GOAL 1 -> Say whether each statement agrees with the superannuation speech, and support each yes or no with the deciding words of the speech, quoted exactly. (a) The speaker is the member for Goldstein. (b) The speech says superannuation is the money of industry super funds. (c) The speech began at 11:19 am.
GOAL 2 -> Continue the superannuation speech from the point where it stops.

EXTRACTED TEXT ->
House debates
Wednesday, 29 October 2025
Bills
Treasury Laws Amendment (Payday Superannuation) Bill 2025, Superannuation Guarantee Charge Amendment Bill 2025; Second Reading
11:19 am
Tim Wilson (Goldstein, Liberal Party, Shadow Minister for Small Business) Share this | Hansard source
As the member for Goldstein—and it's an excellent way that we started this debate—it is wonderful to speak on this piece of legislation, the Treasury Laws Amendment (Payday Superannuation) Bill 2025, because, as you know, Deputy Speaker Freelander, superannuation is Australians' money. It's Australians' money. It's not the money of the Labor Party. It's not the money of industry super funds. It's not the money of the corrupt cartel kickbacks for the CFMEU. It's not there to be laundered for institutions as they see fit. It is there for Australians as they see fit. That's why we fundamentally believe that Australians should be able to use their super for simple things in the ordinary sequence of life.
Until 1992, you would have been told you were absolutely mad, absolutely stark raving bonkers, to think that it was more logical to save for your 67th birthday income than it was to save a deposit to buy your own home, because you get the benefits of buying your own home during your working life and your retirement. It's one of the foundations of economic security and one of the three pillars of retirement security. But that's not good enough for the Labor Party. They wanted to engage in a form of economic social engineering and reverse it because it helps the corrupt interests of the modern Labor movement, where they prioritise superannuation funds so that fund managers can take bigger bonuses, bigger graft and bigger components of people's superannuation money and deny Australians their capacity to buy their first home.

SUPPLIED INFORMATION ->
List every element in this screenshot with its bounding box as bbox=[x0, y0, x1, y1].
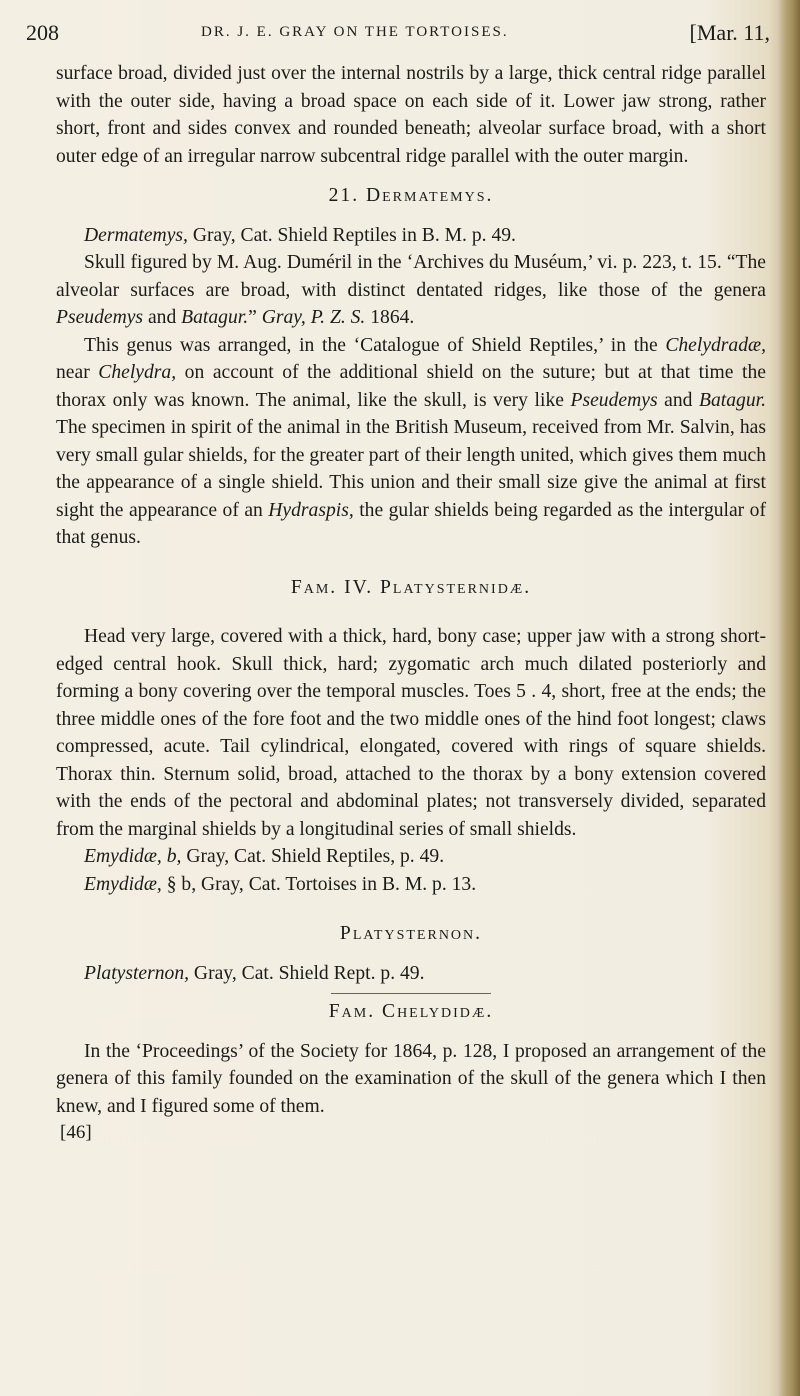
header-date: [Mar. 11, bbox=[689, 20, 770, 45]
paragraph-genus: This genus was arranged, in the ‘Catalogue of Shield Reptiles,’ in the Chelydradæ, near Chelydra, on account of the additional shield on the suture; but at that time the thorax only was known. The animal, like the skull, is very like Pseudemys and Batagur. The specimen in spirit of the animal in the British Museum, received from Mr. Salvin, has very small gular shields, for the greater part of their length united, which gives them much the appearance of a single shield. This union and their small size give the animal at first sight the appearance of an Hydraspis, the gular shields being regarded as the intergular of that genus. bbox=[56, 334, 766, 548]
running-header bbox=[26, 20, 770, 60]
citation-platysternon: Platysternon, Gray, Cat. Shield Rept. p. 49. bbox=[84, 962, 425, 984]
paragraph-family-description: Head very large, covered with a thick, hard, bony case; upper jaw with a strong short-edged central hook. Skull thick, hard; zygomatic arch much dilated posteriorly and forming a bony covering over the temporal muscles. Toes 5 . 4, short, free at the ends; the three middle ones of the fore foot and the two middle ones of the hind foot longest; claws compressed, acute. Tail cylindrical, elongated, covered with rings of square shields. Thorax thin. Sternum solid, broad, attached to the thorax by a bony extension covered with the ends of the pectoral and abdominal plates; not transversely divided, separated from the marginal shields by a longitudinal series of small shields. bbox=[56, 626, 766, 840]
section-heading-dermatemys: 21. Dermatemys. bbox=[328, 185, 494, 206]
paragraph-1: surface broad, divided just over the internal nostrils by a large, thick central ridge parallel with the outer side, having a broad space on each side of it. Lower jaw strong, rather short, front and sides convex and rounded beneath; alveolar surface broad, with a short outer edge of an irregular narrow subcentral ridge parallel with the outer margin. bbox=[56, 63, 766, 167]
citation-emydidae-b: Emydidæ, b, Gray, Cat. Shield Reptiles, p. 49. bbox=[84, 846, 445, 867]
section-divider bbox=[331, 993, 491, 994]
citation-dermatemys: Dermatemys, Gray, Cat. Shield Reptiles in B. M. p. 49. bbox=[84, 224, 516, 246]
running-title: DR. J. E. GRAY ON THE TORTOISES. bbox=[201, 24, 509, 40]
section-heading-platysternon: Platysternon. bbox=[339, 923, 483, 944]
paragraph-chelydidae: In the ‘Proceedings’ of the Society for 1864, p. 128, I proposed an arrangement of the genera of this family founded on the examination of the skull of the genera which I then knew, and I figured some of them. bbox=[56, 1040, 766, 1117]
page-edge-shadow bbox=[778, 0, 800, 1396]
section-heading-chelydidae: Fam. Chelydidæ. bbox=[328, 1001, 494, 1022]
citation-emydidae-section: Emydidæ, § b, Gray, Cat. Tortoises in B. M. p. 13. bbox=[84, 873, 477, 895]
section-heading-platysternidae: Fam. IV. Platysternidæ. bbox=[290, 576, 532, 598]
signature-mark: [46] bbox=[60, 1122, 92, 1143]
paragraph-skull: Skull figured by M. Aug. Duméril in the ‘Archives du Muséum,’ vi. p. 223, t. 15. “The alveolar surfaces are broad, with distinct dentated ridges, like those of the genera Pseudemys and Batagur.” Gray, P. Z. S. 1864. bbox=[56, 252, 766, 328]
page-number: 208 bbox=[26, 20, 59, 45]
document-body bbox=[26, 20, 770, 1144]
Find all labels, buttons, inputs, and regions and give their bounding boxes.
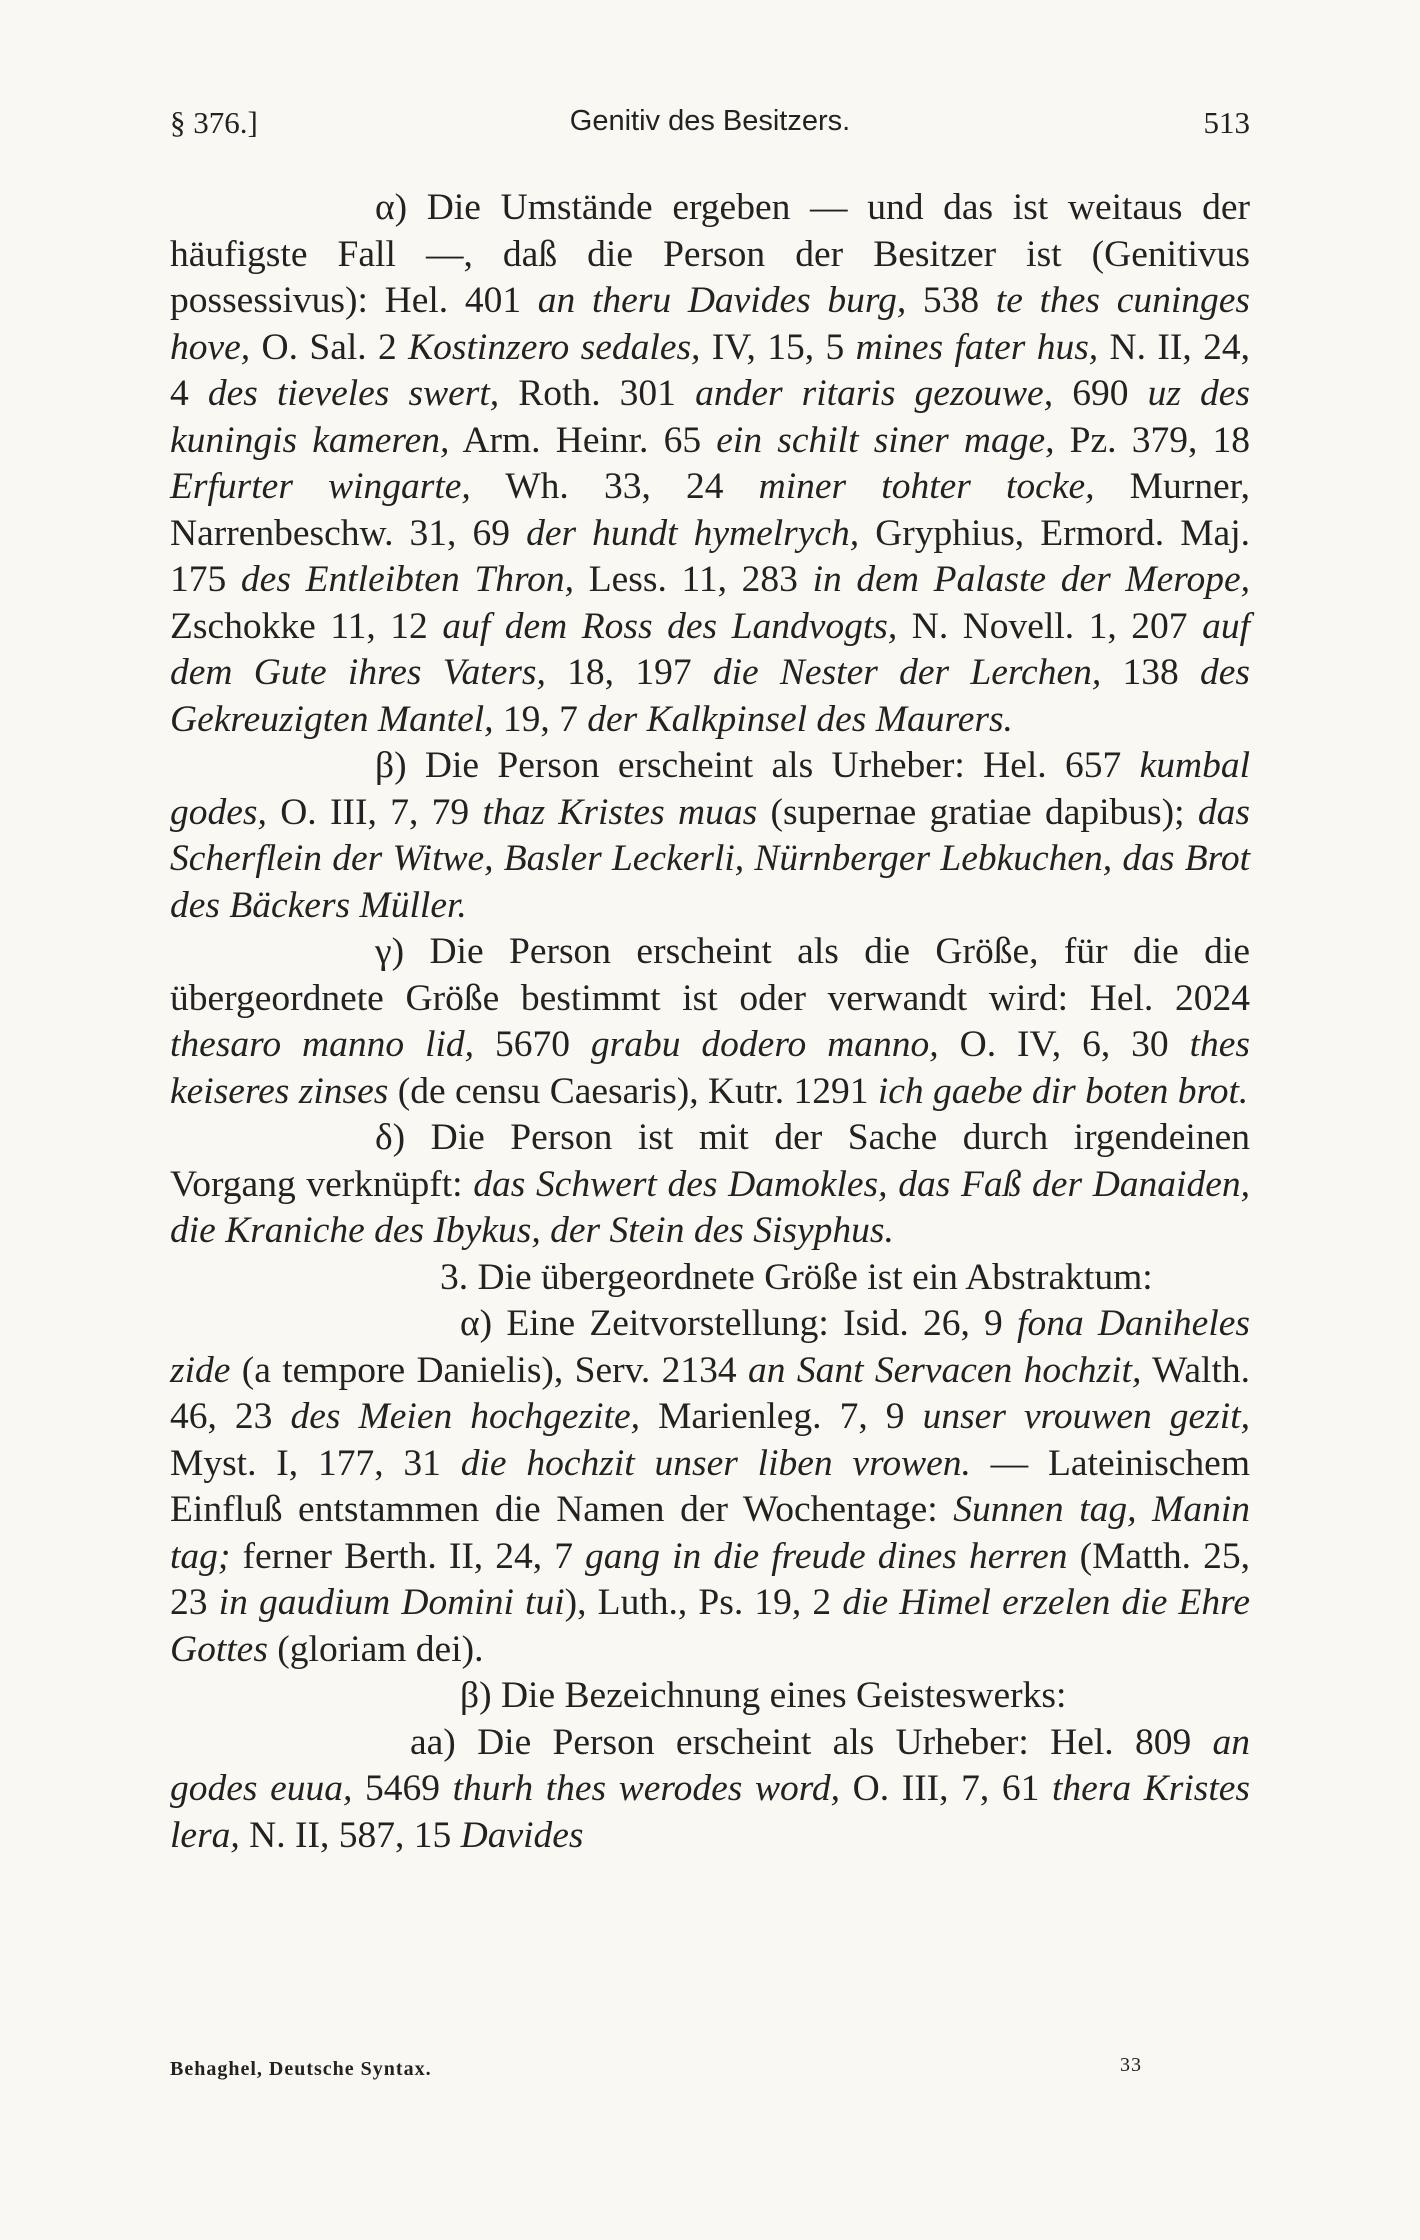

WRITTEN RESPONSE 1 ->
(a) Yes: "As the member for Goldstein"
(b) No: "It's not the money of industry super funds."
(c) Yes: "11:19 am"

WRITTEN RESPONSE 2 ->
Not only are they trying to deny Australians the pathway to save for and buy their first home; it's even worse than that: they then want to use Australian superannuation money to buy homes that super funds own so they can rent them to young Australians so they can be serfs to superannuation funds. It is neofeudalism on a scale that we have never seen before, under the hysterical ideal that it is somehow advancing the interests of Australia.
Is the Labor Party the party of serfdom to super funds? You bet, they are! They can boast about it as much as they want in the parliament, but some of us see the con. Some of us see the trick. Some of us see the deception and some of us will never back down from calling out how much they are seeking to corrode and to eat into the foundations of the ambition and the dreams of the next generation of Australians to simply feed the interests of their friends.
Superannuation is a choice. Just to remind you, Deputy Speaker Freelander, superannuation did exist before 1992. Labor don't like to remind you of that. Before 1992, superannuation existed. And, before 1992, did you know that superannuation policies actually allowed you to cash them in to use as a deposit to buy your first home? People fundamentally understood that buying your own home was more important for your retirement security as well as your working life than having a larger balance when you turn 65, at the time, and now 67—logic! But they often deferred obligations to contribute, because people understood the biggest financial priority young Australians between the ages of about 18 and 35 had. They voted with their feet. People understood the most important thing you could do for your long term and your working life and your retirement financial security was to own your own home.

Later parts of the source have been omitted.